Stored items —

────────────────────

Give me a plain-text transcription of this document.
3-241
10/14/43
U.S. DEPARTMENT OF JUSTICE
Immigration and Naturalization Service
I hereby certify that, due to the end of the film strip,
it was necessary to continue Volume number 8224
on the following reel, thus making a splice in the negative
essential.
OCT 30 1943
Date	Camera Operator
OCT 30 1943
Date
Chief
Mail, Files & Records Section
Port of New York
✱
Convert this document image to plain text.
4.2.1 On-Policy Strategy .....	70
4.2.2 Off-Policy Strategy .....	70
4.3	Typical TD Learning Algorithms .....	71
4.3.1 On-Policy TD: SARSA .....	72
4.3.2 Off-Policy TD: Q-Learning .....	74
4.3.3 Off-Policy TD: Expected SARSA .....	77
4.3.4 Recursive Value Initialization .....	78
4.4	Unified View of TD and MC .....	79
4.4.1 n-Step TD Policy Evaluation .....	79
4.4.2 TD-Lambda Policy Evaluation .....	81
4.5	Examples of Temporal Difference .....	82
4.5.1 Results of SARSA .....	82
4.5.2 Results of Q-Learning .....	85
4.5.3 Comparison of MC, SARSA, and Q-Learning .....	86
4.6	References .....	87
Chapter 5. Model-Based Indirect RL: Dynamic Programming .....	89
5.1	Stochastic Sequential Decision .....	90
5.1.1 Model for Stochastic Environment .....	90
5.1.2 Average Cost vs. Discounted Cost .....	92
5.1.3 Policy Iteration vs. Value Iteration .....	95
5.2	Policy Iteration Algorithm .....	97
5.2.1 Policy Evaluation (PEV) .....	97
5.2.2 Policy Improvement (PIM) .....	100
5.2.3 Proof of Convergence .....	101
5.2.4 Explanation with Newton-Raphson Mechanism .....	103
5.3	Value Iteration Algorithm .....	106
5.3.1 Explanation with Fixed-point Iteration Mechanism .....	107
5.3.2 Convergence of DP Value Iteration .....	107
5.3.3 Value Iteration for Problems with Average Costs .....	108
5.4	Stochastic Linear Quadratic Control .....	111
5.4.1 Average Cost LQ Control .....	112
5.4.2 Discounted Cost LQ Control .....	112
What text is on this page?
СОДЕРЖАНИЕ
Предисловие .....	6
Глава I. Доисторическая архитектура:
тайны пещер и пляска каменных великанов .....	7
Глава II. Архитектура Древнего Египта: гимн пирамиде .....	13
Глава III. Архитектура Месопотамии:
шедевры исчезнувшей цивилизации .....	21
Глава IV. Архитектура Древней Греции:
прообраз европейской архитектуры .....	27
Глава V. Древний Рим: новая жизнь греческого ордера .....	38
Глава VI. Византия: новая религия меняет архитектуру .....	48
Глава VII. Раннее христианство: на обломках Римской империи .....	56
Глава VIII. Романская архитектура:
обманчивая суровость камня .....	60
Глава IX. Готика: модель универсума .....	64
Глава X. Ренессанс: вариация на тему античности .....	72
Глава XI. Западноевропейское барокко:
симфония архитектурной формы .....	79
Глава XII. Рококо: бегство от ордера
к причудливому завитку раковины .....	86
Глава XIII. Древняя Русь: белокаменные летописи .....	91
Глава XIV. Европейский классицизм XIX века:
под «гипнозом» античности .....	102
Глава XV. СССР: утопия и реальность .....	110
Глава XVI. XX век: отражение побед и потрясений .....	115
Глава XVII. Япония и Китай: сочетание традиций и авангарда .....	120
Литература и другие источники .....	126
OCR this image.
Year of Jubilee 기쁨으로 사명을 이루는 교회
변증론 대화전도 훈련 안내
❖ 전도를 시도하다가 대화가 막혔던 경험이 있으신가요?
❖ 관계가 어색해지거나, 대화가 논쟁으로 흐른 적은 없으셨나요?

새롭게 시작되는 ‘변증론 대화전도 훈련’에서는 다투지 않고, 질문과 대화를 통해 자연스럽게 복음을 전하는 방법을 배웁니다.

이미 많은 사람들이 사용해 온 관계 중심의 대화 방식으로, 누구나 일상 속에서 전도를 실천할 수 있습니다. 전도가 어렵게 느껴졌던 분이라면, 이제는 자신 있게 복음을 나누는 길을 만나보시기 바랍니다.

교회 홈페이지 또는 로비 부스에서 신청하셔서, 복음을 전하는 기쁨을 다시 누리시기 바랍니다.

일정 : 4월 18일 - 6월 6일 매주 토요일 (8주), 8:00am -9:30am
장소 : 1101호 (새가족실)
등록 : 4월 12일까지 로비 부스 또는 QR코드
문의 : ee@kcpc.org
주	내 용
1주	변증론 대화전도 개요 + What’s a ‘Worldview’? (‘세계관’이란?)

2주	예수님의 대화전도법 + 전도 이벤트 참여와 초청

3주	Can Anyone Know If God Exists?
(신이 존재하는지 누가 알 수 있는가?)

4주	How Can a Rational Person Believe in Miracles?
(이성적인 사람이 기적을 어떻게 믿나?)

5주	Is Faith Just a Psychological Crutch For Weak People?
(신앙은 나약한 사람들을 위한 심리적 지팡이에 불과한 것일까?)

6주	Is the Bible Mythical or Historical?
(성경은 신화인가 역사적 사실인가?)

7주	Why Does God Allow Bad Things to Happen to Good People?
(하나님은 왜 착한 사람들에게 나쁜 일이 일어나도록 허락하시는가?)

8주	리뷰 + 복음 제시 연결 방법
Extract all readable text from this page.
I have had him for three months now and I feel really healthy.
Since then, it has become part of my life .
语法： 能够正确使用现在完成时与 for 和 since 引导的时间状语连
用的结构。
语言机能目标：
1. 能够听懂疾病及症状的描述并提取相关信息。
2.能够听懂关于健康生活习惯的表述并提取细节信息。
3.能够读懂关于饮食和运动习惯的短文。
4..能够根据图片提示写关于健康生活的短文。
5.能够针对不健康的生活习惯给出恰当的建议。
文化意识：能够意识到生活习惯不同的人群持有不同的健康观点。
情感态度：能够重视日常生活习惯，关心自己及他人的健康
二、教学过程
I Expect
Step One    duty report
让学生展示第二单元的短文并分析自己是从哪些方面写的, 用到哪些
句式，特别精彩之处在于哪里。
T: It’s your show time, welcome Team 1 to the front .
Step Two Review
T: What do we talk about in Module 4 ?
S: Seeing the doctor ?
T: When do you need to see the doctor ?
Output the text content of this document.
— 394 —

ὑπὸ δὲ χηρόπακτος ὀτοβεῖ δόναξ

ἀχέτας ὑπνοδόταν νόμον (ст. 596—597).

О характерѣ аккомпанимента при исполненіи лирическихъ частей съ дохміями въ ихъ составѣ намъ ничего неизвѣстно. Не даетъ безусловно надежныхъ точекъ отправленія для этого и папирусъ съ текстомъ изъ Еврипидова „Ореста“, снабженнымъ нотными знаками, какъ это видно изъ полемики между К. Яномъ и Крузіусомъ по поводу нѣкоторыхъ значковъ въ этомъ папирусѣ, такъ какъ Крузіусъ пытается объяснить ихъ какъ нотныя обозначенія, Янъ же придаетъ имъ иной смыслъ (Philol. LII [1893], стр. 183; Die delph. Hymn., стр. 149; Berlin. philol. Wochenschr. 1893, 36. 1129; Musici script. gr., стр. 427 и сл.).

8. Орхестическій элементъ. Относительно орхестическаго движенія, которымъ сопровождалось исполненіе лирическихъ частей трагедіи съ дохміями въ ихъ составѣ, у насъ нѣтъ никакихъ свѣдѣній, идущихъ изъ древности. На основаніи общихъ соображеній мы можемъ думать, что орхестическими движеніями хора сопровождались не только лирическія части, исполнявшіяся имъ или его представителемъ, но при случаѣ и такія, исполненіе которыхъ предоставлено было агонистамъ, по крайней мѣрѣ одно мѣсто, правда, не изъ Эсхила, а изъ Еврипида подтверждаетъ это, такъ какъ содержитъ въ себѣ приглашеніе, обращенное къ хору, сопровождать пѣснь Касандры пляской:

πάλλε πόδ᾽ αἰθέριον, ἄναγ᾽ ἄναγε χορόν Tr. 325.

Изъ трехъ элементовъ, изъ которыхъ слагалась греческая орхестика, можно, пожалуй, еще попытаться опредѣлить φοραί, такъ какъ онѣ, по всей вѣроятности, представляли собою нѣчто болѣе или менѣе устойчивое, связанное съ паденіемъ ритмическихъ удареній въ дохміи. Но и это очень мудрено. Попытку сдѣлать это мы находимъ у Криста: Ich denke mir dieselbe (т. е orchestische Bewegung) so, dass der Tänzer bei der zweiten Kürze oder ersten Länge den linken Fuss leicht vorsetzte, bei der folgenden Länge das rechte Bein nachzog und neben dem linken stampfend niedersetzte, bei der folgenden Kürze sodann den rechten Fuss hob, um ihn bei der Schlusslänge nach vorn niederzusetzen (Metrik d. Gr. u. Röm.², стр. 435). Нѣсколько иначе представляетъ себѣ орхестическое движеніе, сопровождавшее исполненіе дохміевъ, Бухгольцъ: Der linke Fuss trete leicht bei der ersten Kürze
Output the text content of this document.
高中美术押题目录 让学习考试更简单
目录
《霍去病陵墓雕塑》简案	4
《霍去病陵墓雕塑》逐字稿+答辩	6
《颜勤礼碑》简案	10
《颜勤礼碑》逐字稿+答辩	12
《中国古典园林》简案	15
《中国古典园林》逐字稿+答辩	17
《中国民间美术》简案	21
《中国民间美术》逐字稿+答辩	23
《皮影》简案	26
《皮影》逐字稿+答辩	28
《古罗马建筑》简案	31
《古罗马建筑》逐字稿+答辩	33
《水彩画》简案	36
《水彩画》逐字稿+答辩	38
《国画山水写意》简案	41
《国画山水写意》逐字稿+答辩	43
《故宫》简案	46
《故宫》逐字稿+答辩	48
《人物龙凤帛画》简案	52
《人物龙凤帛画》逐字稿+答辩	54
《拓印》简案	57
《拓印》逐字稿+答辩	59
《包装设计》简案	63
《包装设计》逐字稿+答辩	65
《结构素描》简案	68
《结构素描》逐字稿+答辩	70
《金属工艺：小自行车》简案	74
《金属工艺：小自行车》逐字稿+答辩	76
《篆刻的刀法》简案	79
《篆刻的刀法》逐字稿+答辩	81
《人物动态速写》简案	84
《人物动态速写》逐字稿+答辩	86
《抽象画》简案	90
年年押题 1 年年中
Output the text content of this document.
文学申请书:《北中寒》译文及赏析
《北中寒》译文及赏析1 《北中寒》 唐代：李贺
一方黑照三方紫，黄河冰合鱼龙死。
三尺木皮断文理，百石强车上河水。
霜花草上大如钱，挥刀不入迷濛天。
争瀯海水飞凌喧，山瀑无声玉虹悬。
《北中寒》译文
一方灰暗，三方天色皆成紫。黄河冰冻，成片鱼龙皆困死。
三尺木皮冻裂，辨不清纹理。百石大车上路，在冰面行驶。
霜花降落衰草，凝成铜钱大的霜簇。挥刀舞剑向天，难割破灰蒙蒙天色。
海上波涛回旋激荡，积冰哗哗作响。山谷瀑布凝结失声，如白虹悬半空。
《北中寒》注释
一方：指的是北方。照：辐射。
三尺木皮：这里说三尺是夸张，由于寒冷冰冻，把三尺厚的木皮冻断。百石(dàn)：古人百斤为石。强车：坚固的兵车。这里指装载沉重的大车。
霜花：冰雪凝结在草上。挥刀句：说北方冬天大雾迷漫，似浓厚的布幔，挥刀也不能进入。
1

────────────────────

What is asked —
Compute how many lines include the string "this", then give that number by itself.

Answer for the task —
8